YOUR TASK »
Copy out every line of the records where the string "Impresiones" occurs.

GIVEN DATA »
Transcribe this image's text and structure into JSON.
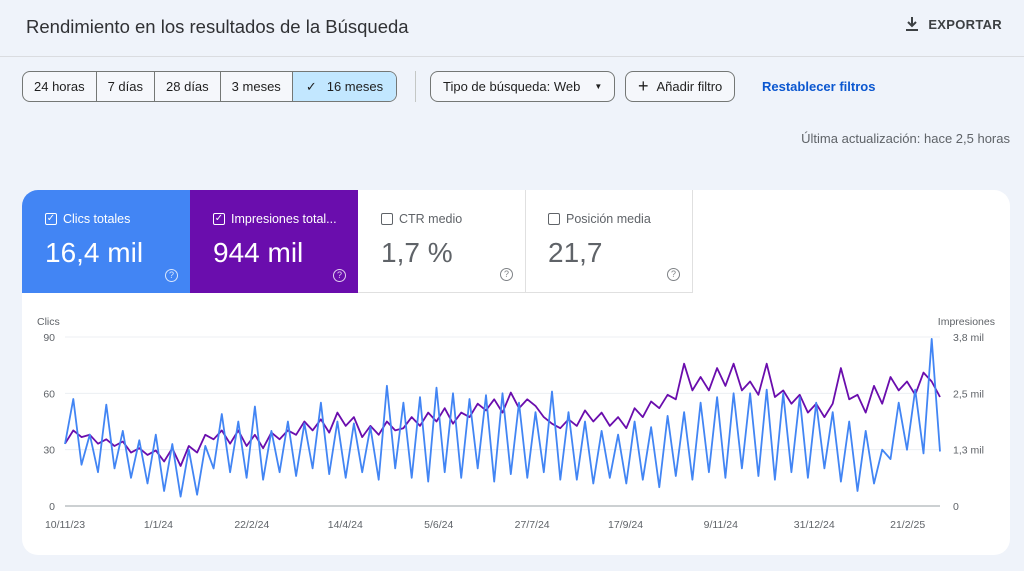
{
  "header": {
    "title": "Rendimiento en los resultados de la Búsqueda",
    "export_label": "EXPORTAR",
    "export_icon": "download-icon"
  },
  "filters": {
    "ranges": [
      "24 horas",
      "7 días",
      "28 días",
      "3 meses",
      "16 meses"
    ],
    "selected_range": "16 meses",
    "search_type": "Tipo de búsqueda: Web",
    "add_filter": "Añadir filtro",
    "reset": "Restablecer filtros"
  },
  "updated": "Última actualización: hace 2,5 horas",
  "metrics": [
    {
      "label": "Clics totales",
      "value": "16,4 mil",
      "checked": true,
      "color": "#4285f4"
    },
    {
      "label": "Impresiones total...",
      "value": "944 mil",
      "checked": true,
      "color": "#6a0dad"
    },
    {
      "label": "CTR medio",
      "value": "1,7 %",
      "checked": false
    },
    {
      "label": "Posición media",
      "value": "21,7",
      "checked": false
    }
  ],
  "chart_data": {
    "type": "line",
    "ylabel_left": "Clics",
    "ylabel_right": "Impresiones",
    "yticks_left": [
      "0",
      "30",
      "60",
      "90"
    ],
    "ylim_left": [
      0,
      90
    ],
    "yticks_right": [
      "0",
      "1,3 mil",
      "2,5 mil",
      "3,8 mil"
    ],
    "ylim_right": [
      0,
      3800
    ],
    "xticks": [
      "10/11/23",
      "1/1/24",
      "22/2/24",
      "14/4/24",
      "5/6/24",
      "27/7/24",
      "17/9/24",
      "9/11/24",
      "31/12/24",
      "21/2/25"
    ],
    "x_range": [
      "2023-11-10",
      "2025-03-11"
    ],
    "grid": true,
    "series": [
      {
        "name": "Clics",
        "axis": "left",
        "color": "#4285f4",
        "values": [
          33,
          57,
          22,
          38,
          18,
          54,
          20,
          40,
          15,
          35,
          12,
          38,
          8,
          33,
          5,
          30,
          6,
          32,
          20,
          49,
          18,
          45,
          15,
          53,
          14,
          40,
          18,
          45,
          16,
          44,
          20,
          55,
          17,
          45,
          15,
          44,
          18,
          42,
          14,
          64,
          20,
          55,
          15,
          58,
          13,
          63,
          18,
          60,
          15,
          57,
          20,
          59,
          13,
          60,
          17,
          55,
          15,
          50,
          18,
          61,
          14,
          50,
          14,
          45,
          12,
          40,
          15,
          38,
          12,
          45,
          14,
          42,
          10,
          48,
          16,
          50,
          14,
          55,
          18,
          58,
          15,
          60,
          20,
          60,
          16,
          62,
          14,
          60,
          18,
          58,
          15,
          55,
          20,
          50,
          13,
          45,
          8,
          40,
          12,
          30,
          25,
          55,
          30,
          62,
          28,
          89,
          29
        ]
      },
      {
        "name": "Impresiones",
        "axis": "right",
        "color": "#6a0dad",
        "values": [
          1400,
          1700,
          1550,
          1600,
          1400,
          1500,
          1350,
          1450,
          1200,
          1300,
          1150,
          1250,
          1000,
          1300,
          900,
          1350,
          1200,
          1600,
          1500,
          1700,
          1400,
          1700,
          1350,
          1600,
          1300,
          1650,
          1500,
          1700,
          1600,
          1900,
          1700,
          1950,
          1650,
          2100,
          1800,
          2000,
          1550,
          1800,
          1600,
          1900,
          1700,
          1750,
          2000,
          1800,
          2100,
          1900,
          2200,
          1850,
          2100,
          2000,
          2300,
          2150,
          2400,
          2100,
          2550,
          2200,
          2400,
          2250,
          2000,
          1850,
          1750,
          1950,
          1800,
          2150,
          1900,
          2100,
          1800,
          2000,
          1750,
          2200,
          2000,
          2350,
          2200,
          2500,
          2400,
          3200,
          2600,
          2900,
          2600,
          3100,
          2700,
          3200,
          2600,
          2800,
          2500,
          3200,
          2450,
          2600,
          2300,
          2500,
          2100,
          2300,
          2000,
          2300,
          3100,
          2400,
          2500,
          2100,
          2700,
          2300,
          2900,
          2600,
          2800,
          2500,
          3000,
          2800,
          2450
        ]
      }
    ]
  }
}
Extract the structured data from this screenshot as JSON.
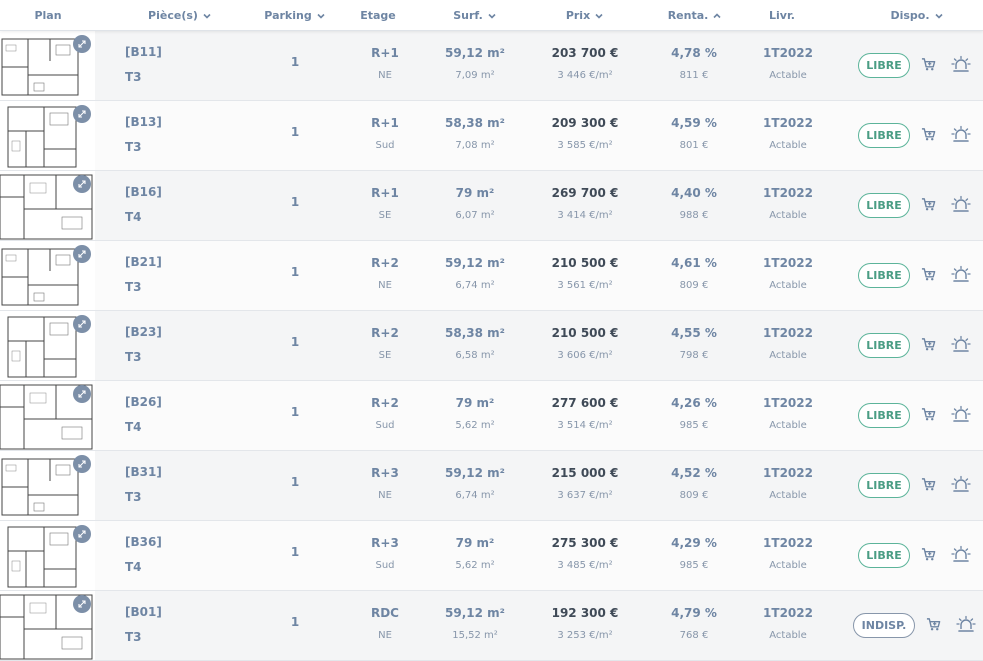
{
  "header": {
    "plan": "Plan",
    "pieces": "Pièce(s)",
    "parking": "Parking",
    "etage": "Etage",
    "surf": "Surf.",
    "prix": "Prix",
    "renta": "Renta.",
    "livr": "Livr.",
    "dispo": "Dispo."
  },
  "icons": {
    "sort_down": "chevron-down-icon",
    "sort_up": "chevron-up-icon",
    "expand": "expand-icon",
    "cart": "cart-icon",
    "alarm": "alarm-icon"
  },
  "colors": {
    "label": "#6e85a3",
    "price": "#3f4a57",
    "available": "#4a9d84",
    "unavailable": "#6e85a3"
  },
  "rows": [
    {
      "ref": "[B11]",
      "type": "T3",
      "parking": "1",
      "floor": "R+1",
      "orientation": "NE",
      "surface": "59,12 m²",
      "surface_sub": "7,09 m²",
      "price": "203 700 €",
      "price_m2": "3 446 €/m²",
      "yield": "4,78 %",
      "rent": "811 €",
      "delivery": "1T2022",
      "delivery_sub": "Actable",
      "status": "LIBRE"
    },
    {
      "ref": "[B13]",
      "type": "T3",
      "parking": "1",
      "floor": "R+1",
      "orientation": "Sud",
      "surface": "58,38 m²",
      "surface_sub": "7,08 m²",
      "price": "209 300 €",
      "price_m2": "3 585 €/m²",
      "yield": "4,59 %",
      "rent": "801 €",
      "delivery": "1T2022",
      "delivery_sub": "Actable",
      "status": "LIBRE"
    },
    {
      "ref": "[B16]",
      "type": "T4",
      "parking": "1",
      "floor": "R+1",
      "orientation": "SE",
      "surface": "79 m²",
      "surface_sub": "6,07 m²",
      "price": "269 700 €",
      "price_m2": "3 414 €/m²",
      "yield": "4,40 %",
      "rent": "988 €",
      "delivery": "1T2022",
      "delivery_sub": "Actable",
      "status": "LIBRE"
    },
    {
      "ref": "[B21]",
      "type": "T3",
      "parking": "1",
      "floor": "R+2",
      "orientation": "NE",
      "surface": "59,12 m²",
      "surface_sub": "6,74 m²",
      "price": "210 500 €",
      "price_m2": "3 561 €/m²",
      "yield": "4,61 %",
      "rent": "809 €",
      "delivery": "1T2022",
      "delivery_sub": "Actable",
      "status": "LIBRE"
    },
    {
      "ref": "[B23]",
      "type": "T3",
      "parking": "1",
      "floor": "R+2",
      "orientation": "SE",
      "surface": "58,38 m²",
      "surface_sub": "6,58 m²",
      "price": "210 500 €",
      "price_m2": "3 606 €/m²",
      "yield": "4,55 %",
      "rent": "798 €",
      "delivery": "1T2022",
      "delivery_sub": "Actable",
      "status": "LIBRE"
    },
    {
      "ref": "[B26]",
      "type": "T4",
      "parking": "1",
      "floor": "R+2",
      "orientation": "Sud",
      "surface": "79 m²",
      "surface_sub": "5,62 m²",
      "price": "277 600 €",
      "price_m2": "3 514 €/m²",
      "yield": "4,26 %",
      "rent": "985 €",
      "delivery": "1T2022",
      "delivery_sub": "Actable",
      "status": "LIBRE"
    },
    {
      "ref": "[B31]",
      "type": "T3",
      "parking": "1",
      "floor": "R+3",
      "orientation": "NE",
      "surface": "59,12 m²",
      "surface_sub": "6,74 m²",
      "price": "215 000 €",
      "price_m2": "3 637 €/m²",
      "yield": "4,52 %",
      "rent": "809 €",
      "delivery": "1T2022",
      "delivery_sub": "Actable",
      "status": "LIBRE"
    },
    {
      "ref": "[B36]",
      "type": "T4",
      "parking": "1",
      "floor": "R+3",
      "orientation": "Sud",
      "surface": "79 m²",
      "surface_sub": "5,62 m²",
      "price": "275 300 €",
      "price_m2": "3 485 €/m²",
      "yield": "4,29 %",
      "rent": "985 €",
      "delivery": "1T2022",
      "delivery_sub": "Actable",
      "status": "LIBRE"
    },
    {
      "ref": "[B01]",
      "type": "T3",
      "parking": "1",
      "floor": "RDC",
      "orientation": "NE",
      "surface": "59,12 m²",
      "surface_sub": "15,52 m²",
      "price": "192 300 €",
      "price_m2": "3 253 €/m²",
      "yield": "4,79 %",
      "rent": "768 €",
      "delivery": "1T2022",
      "delivery_sub": "Actable",
      "status": "INDISP."
    }
  ]
}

RESULT FOR THIS TASK »
      "label": "Impresiones total...",
    "ylabel_right": "Impresiones",
        "name": "Impresiones",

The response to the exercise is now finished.